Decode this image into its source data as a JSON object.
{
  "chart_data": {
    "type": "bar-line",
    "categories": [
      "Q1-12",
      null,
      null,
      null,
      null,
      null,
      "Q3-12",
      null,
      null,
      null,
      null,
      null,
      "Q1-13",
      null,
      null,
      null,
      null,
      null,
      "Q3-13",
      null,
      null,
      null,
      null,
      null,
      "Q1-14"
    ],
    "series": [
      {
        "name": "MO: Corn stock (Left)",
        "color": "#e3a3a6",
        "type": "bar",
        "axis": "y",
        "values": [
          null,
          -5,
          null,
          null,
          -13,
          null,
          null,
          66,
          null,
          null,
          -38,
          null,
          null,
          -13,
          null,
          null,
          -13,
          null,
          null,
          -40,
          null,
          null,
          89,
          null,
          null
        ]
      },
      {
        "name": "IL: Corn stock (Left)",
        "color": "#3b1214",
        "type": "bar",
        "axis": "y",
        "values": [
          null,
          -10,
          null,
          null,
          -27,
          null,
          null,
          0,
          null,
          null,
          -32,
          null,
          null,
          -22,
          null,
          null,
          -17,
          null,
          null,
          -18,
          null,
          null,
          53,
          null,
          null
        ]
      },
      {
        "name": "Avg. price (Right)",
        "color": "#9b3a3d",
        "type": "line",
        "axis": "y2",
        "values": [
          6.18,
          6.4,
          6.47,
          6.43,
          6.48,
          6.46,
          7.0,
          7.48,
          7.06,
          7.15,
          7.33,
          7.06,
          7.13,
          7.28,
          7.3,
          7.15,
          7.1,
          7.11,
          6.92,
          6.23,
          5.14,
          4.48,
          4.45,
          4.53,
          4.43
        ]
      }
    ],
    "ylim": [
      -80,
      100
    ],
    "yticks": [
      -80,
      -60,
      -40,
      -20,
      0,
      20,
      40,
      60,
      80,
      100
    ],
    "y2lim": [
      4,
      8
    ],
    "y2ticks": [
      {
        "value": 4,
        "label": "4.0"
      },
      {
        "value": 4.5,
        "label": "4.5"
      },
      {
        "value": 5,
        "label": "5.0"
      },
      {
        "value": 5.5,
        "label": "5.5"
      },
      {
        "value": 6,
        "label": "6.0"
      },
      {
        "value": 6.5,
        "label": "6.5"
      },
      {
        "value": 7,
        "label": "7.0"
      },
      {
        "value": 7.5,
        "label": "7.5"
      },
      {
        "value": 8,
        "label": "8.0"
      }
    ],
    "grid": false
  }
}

-------

▶ What the task requires:
In the records above, locate each line with the word "color". Copy all such lines.

▶ Task output:
        "color": "#e3a3a6",
        "color": "#3b1214",
        "color": "#9b3a3d",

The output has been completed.